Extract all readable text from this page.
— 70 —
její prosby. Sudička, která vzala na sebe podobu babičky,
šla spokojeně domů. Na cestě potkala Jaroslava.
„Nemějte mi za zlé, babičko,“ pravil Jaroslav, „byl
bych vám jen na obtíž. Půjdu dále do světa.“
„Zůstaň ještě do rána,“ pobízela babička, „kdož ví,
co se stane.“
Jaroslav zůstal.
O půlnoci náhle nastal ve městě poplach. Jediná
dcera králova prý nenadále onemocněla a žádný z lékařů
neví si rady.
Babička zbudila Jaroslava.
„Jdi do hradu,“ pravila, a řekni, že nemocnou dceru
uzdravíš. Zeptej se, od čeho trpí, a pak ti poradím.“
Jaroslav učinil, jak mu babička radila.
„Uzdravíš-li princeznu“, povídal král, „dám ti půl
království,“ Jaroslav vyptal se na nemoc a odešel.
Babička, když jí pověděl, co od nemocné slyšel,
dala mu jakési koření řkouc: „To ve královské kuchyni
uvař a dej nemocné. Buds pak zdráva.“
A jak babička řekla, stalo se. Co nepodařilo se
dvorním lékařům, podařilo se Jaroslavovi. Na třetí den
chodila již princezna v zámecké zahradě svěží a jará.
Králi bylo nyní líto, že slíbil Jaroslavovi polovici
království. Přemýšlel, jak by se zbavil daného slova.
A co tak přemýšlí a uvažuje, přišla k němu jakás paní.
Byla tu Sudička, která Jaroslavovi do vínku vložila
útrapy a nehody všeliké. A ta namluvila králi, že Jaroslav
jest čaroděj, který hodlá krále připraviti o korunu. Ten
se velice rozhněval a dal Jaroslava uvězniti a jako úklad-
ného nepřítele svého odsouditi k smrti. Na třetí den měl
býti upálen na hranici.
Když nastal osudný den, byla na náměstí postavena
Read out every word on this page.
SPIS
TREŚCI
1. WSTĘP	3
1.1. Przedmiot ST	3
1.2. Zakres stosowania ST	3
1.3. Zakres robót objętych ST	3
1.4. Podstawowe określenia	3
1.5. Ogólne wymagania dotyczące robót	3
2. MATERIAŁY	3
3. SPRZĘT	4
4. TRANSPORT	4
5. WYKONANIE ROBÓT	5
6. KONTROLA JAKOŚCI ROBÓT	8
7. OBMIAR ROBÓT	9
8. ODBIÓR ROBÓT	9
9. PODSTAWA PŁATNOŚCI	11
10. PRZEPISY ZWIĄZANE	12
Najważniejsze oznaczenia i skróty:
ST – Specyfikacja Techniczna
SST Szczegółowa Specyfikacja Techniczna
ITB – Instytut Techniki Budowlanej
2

- WHAT YOU SHOULD DO: Give back, unchanged, every line from the one with "Read out every word on this page." to the end of the entries above.

- WRITTEN RESPONSE:
Read out every word on this page.
SPIS
TREŚCI
1. WSTĘP	3
1.1. Przedmiot ST	3
1.2. Zakres stosowania ST	3
1.3. Zakres robót objętych ST	3
1.4. Podstawowe określenia	3
1.5. Ogólne wymagania dotyczące robót	3
2. MATERIAŁY	3
3. SPRZĘT	4
4. TRANSPORT	4
5. WYKONANIE ROBÓT	5
6. KONTROLA JAKOŚCI ROBÓT	8
7. OBMIAR ROBÓT	9
8. ODBIÓR ROBÓT	9
9. PODSTAWA PŁATNOŚCI	11
10. PRZEPISY ZWIĄZANE	12
Najważniejsze oznaczenia i skróty:
ST – Specyfikacja Techniczna
SST Szczegółowa Specyfikacja Techniczna
ITB – Instytut Techniki Budowlanej
2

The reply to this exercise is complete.